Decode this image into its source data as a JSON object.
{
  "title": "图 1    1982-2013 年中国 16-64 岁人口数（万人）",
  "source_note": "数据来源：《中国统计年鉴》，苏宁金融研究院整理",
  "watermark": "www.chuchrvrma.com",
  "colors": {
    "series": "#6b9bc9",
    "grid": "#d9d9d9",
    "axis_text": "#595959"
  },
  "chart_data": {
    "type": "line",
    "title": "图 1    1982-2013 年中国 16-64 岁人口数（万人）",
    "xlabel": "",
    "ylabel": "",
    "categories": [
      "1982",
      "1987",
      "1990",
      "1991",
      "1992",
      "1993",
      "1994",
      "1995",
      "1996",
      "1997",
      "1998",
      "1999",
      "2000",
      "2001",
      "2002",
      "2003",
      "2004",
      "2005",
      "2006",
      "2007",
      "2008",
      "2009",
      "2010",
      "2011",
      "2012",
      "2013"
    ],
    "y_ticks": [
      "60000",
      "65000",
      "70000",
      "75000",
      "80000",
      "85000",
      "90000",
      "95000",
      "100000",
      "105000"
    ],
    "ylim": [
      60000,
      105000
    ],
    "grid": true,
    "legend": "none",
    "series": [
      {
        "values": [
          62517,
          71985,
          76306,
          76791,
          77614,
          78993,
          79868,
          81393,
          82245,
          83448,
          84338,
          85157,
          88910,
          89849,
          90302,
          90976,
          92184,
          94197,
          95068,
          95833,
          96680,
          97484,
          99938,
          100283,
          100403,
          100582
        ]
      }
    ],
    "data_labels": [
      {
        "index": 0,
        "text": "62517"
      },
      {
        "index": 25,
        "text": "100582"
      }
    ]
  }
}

What is required: Reproduce the material above, every line of it, exactly.

The solution:
Decode this image into its source data as a JSON object.
{
  "title": "图 1    1982-2013 年中国 16-64 岁人口数（万人）",
  "source_note": "数据来源：《中国统计年鉴》，苏宁金融研究院整理",
  "watermark": "www.chuchrvrma.com",
  "colors": {
    "series": "#6b9bc9",
    "grid": "#d9d9d9",
    "axis_text": "#595959"
  },
  "chart_data": {
    "type": "line",
    "title": "图 1    1982-2013 年中国 16-64 岁人口数（万人）",
    "xlabel": "",
    "ylabel": "",
    "categories": [
      "1982",
      "1987",
      "1990",
      "1991",
      "1992",
      "1993",
      "1994",
      "1995",
      "1996",
      "1997",
      "1998",
      "1999",
      "2000",
      "2001",
      "2002",
      "2003",
      "2004",
      "2005",
      "2006",
      "2007",
      "2008",
      "2009",
      "2010",
      "2011",
      "2012",
      "2013"
    ],
    "y_ticks": [
      "60000",
      "65000",
      "70000",
      "75000",
      "80000",
      "85000",
      "90000",
      "95000",
      "100000",
      "105000"
    ],
    "ylim": [
      60000,
      105000
    ],
    "grid": true,
    "legend": "none",
    "series": [
      {
        "values": [
          62517,
          71985,
          76306,
          76791,
          77614,
          78993,
          79868,
          81393,
          82245,
          83448,
          84338,
          85157,
          88910,
          89849,
          90302,
          90976,
          92184,
          94197,
          95068,
          95833,
          96680,
          97484,
          99938,
          100283,
          100403,
          100582
        ]
      }
    ],
    "data_labels": [
      {
        "index": 0,
        "text": "62517"
      },
      {
        "index": 25,
        "text": "100582"
      }
    ]
  }
}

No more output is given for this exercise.